Saved data entries
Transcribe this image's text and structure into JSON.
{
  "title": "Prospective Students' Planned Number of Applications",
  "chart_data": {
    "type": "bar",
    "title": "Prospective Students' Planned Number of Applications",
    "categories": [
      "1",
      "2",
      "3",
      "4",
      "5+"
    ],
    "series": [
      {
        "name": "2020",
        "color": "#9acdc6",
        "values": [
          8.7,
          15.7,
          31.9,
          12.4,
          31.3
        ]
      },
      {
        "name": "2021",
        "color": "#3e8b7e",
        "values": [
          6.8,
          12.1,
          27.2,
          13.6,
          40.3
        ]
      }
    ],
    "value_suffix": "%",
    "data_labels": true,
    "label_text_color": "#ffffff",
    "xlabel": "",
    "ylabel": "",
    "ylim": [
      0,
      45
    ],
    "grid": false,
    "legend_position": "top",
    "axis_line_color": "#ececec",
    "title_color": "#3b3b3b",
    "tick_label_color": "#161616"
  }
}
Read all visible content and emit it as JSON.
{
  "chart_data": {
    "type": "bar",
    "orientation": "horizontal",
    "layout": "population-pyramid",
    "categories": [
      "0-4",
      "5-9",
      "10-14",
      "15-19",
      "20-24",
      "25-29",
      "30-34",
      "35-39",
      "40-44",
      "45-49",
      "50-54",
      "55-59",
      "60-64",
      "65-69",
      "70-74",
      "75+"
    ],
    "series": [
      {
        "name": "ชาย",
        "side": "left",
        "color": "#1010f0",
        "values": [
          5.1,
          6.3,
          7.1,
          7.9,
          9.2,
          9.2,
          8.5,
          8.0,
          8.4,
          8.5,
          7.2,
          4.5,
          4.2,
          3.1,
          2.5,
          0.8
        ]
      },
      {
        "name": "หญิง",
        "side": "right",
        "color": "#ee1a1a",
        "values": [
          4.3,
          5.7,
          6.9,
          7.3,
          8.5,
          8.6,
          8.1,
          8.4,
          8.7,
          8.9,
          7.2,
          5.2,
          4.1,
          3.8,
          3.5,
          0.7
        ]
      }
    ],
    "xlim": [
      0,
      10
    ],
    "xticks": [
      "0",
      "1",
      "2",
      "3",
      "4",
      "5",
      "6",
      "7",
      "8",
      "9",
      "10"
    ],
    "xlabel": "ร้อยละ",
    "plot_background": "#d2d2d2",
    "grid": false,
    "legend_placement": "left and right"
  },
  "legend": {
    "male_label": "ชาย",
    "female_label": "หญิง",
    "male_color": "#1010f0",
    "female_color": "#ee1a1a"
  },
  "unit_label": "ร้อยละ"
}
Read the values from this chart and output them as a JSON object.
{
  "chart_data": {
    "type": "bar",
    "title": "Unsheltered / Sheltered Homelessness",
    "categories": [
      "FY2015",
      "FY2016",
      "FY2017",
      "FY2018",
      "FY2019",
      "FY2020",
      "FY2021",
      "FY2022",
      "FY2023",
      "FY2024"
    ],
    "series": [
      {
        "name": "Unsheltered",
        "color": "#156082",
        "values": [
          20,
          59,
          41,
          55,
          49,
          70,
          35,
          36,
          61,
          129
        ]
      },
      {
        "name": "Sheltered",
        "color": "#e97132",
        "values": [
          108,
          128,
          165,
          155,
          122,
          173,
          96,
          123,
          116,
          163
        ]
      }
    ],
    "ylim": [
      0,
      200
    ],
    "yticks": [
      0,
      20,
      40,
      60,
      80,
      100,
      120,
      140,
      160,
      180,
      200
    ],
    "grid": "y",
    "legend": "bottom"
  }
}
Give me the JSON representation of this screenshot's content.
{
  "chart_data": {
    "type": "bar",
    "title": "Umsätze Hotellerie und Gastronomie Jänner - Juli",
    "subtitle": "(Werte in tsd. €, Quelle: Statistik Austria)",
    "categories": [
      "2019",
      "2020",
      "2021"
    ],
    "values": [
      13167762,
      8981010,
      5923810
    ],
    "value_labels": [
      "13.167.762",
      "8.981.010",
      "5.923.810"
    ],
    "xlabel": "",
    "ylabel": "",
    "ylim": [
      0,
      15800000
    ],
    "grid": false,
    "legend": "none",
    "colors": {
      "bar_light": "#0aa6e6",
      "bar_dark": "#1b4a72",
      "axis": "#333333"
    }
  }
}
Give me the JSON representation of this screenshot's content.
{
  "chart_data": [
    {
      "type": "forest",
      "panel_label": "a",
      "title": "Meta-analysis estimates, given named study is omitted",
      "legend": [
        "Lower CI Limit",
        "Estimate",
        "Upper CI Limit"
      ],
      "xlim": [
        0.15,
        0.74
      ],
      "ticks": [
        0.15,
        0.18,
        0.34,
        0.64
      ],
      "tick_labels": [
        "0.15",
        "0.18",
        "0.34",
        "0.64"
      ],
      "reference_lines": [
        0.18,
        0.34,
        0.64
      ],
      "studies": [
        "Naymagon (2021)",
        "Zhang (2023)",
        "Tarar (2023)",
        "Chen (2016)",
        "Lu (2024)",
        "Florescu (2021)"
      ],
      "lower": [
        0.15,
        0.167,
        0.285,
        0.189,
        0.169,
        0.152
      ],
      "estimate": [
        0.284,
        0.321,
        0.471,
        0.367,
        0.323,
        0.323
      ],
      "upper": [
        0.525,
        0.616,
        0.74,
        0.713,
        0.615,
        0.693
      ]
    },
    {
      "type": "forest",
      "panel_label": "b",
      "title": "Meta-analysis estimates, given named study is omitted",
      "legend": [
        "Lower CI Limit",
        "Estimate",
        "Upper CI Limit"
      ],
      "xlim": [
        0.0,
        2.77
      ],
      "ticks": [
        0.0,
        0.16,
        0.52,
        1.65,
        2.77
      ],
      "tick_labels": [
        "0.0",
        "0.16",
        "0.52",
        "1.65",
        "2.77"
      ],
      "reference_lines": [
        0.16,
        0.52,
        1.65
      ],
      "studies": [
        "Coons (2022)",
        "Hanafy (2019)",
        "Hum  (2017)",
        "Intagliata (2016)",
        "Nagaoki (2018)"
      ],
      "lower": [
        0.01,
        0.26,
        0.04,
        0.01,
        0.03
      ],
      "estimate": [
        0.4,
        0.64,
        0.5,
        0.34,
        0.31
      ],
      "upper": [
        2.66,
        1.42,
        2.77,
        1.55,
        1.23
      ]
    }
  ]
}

• _Problem to solve_:
Every line above should be retyped exactly as given.

• _Result for this exercise_:
Transcribe this image's text and structure into JSON.
{
  "title": "Prospective Students' Planned Number of Applications",
  "chart_data": {
    "type": "bar",
    "title": "Prospective Students' Planned Number of Applications",
    "categories": [
      "1",
      "2",
      "3",
      "4",
      "5+"
    ],
    "series": [
      {
        "name": "2020",
        "color": "#9acdc6",
        "values": [
          8.7,
          15.7,
          31.9,
          12.4,
          31.3
        ]
      },
      {
        "name": "2021",
        "color": "#3e8b7e",
        "values": [
          6.8,
          12.1,
          27.2,
          13.6,
          40.3
        ]
      }
    ],
    "value_suffix": "%",
    "data_labels": true,
    "label_text_color": "#ffffff",
    "xlabel": "",
    "ylabel": "",
    "ylim": [
      0,
      45
    ],
    "grid": false,
    "legend_position": "top",
    "axis_line_color": "#ececec",
    "title_color": "#3b3b3b",
    "tick_label_color": "#161616"
  }
}
Read all visible content and emit it as JSON.
{
  "chart_data": {
    "type": "bar",
    "orientation": "horizontal",
    "layout": "population-pyramid",
    "categories": [
      "0-4",
      "5-9",
      "10-14",
      "15-19",
      "20-24",
      "25-29",
      "30-34",
      "35-39",
      "40-44",
      "45-49",
      "50-54",
      "55-59",
      "60-64",
      "65-69",
      "70-74",
      "75+"
    ],
    "series": [
      {
        "name": "ชาย",
        "side": "left",
        "color": "#1010f0",
        "values": [
          5.1,
          6.3,
          7.1,
          7.9,
          9.2,
          9.2,
          8.5,
          8.0,
          8.4,
          8.5,
          7.2,
          4.5,
          4.2,
          3.1,
          2.5,
          0.8
        ]
      },
      {
        "name": "หญิง",
        "side": "right",
        "color": "#ee1a1a",
        "values": [
          4.3,
          5.7,
          6.9,
          7.3,
          8.5,
          8.6,
          8.1,
          8.4,
          8.7,
          8.9,
          7.2,
          5.2,
          4.1,
          3.8,
          3.5,
          0.7
        ]
      }
    ],
    "xlim": [
      0,
      10
    ],
    "xticks": [
      "0",
      "1",
      "2",
      "3",
      "4",
      "5",
      "6",
      "7",
      "8",
      "9",
      "10"
    ],
    "xlabel": "ร้อยละ",
    "plot_background": "#d2d2d2",
    "grid": false,
    "legend_placement": "left and right"
  },
  "legend": {
    "male_label": "ชาย",
    "female_label": "หญิง",
    "male_color": "#1010f0",
    "female_color": "#ee1a1a"
  },
  "unit_label": "ร้อยละ"
}
Read the values from this chart and output them as a JSON object.
{
  "chart_data": {
    "type": "bar",
    "title": "Unsheltered / Sheltered Homelessness",
    "categories": [
      "FY2015",
      "FY2016",
      "FY2017",
      "FY2018",
      "FY2019",
      "FY2020",
      "FY2021",
      "FY2022",
      "FY2023",
      "FY2024"
    ],
    "series": [
      {
        "name": "Unsheltered",
        "color": "#156082",
        "values": [
          20,
          59,
          41,
          55,
          49,
          70,
          35,
          36,
          61,
          129
        ]
      },
      {
        "name": "Sheltered",
        "color": "#e97132",
        "values": [
          108,
          128,
          165,
          155,
          122,
          173,
          96,
          123,
          116,
          163
        ]
      }
    ],
    "ylim": [
      0,
      200
    ],
    "yticks": [
      0,
      20,
      40,
      60,
      80,
      100,
      120,
      140,
      160,
      180,
      200
    ],
    "grid": "y",
    "legend": "bottom"
  }
}
Give me the JSON representation of this screenshot's content.
{
  "chart_data": {
    "type": "bar",
    "title": "Umsätze Hotellerie und Gastronomie Jänner - Juli",
    "subtitle": "(Werte in tsd. €, Quelle: Statistik Austria)",
    "categories": [
      "2019",
      "2020",
      "2021"
    ],
    "values": [
      13167762,
      8981010,
      5923810
    ],
    "value_labels": [
      "13.167.762",
      "8.981.010",
      "5.923.810"
    ],
    "xlabel": "",
    "ylabel": "",
    "ylim": [
      0,
      15800000
    ],
    "grid": false,
    "legend": "none",
    "colors": {
      "bar_light": "#0aa6e6",
      "bar_dark": "#1b4a72",
      "axis": "#333333"
    }
  }
}
Give me the JSON representation of this screenshot's content.
{
  "chart_data": [
    {
      "type": "forest",
      "panel_label": "a",
      "title": "Meta-analysis estimates, given named study is omitted",
      "legend": [
        "Lower CI Limit",
        "Estimate",
        "Upper CI Limit"
      ],
      "xlim": [
        0.15,
        0.74
      ],
      "ticks": [
        0.15,
        0.18,
        0.34,
        0.64
      ],
      "tick_labels": [
        "0.15",
        "0.18",
        "0.34",
        "0.64"
      ],
      "reference_lines": [
        0.18,
        0.34,
        0.64
      ],
      "studies": [
        "Naymagon (2021)",
        "Zhang (2023)",
        "Tarar (2023)",
        "Chen (2016)",
        "Lu (2024)",
        "Florescu (2021)"
      ],
      "lower": [
        0.15,
        0.167,
        0.285,
        0.189,
        0.169,
        0.152
      ],
      "estimate": [
        0.284,
        0.321,
        0.471,
        0.367,
        0.323,
        0.323
      ],
      "upper": [
        0.525,
        0.616,
        0.74,
        0.713,
        0.615,
        0.693
      ]
    },
    {
      "type": "forest",
      "panel_label": "b",
      "title": "Meta-analysis estimates, given named study is omitted",
      "legend": [
        "Lower CI Limit",
        "Estimate",
        "Upper CI Limit"
      ],
      "xlim": [
        0.0,
        2.77
      ],
      "ticks": [
        0.0,
        0.16,
        0.52,
        1.65,
        2.77
      ],
      "tick_labels": [
        "0.0",
        "0.16",
        "0.52",
        "1.65",
        "2.77"
      ],
      "reference_lines": [
        0.16,
        0.52,
        1.65
      ],
      "studies": [
        "Coons (2022)",
        "Hanafy (2019)",
        "Hum  (2017)",
        "Intagliata (2016)",
        "Nagaoki (2018)"
      ],
      "lower": [
        0.01,
        0.26,
        0.04,
        0.01,
        0.03
      ],
      "estimate": [
        0.4,
        0.64,
        0.5,
        0.34,
        0.31
      ],
      "upper": [
        2.66,
        1.42,
        2.77,
        1.55,
        1.23
      ]
    }
  ]
}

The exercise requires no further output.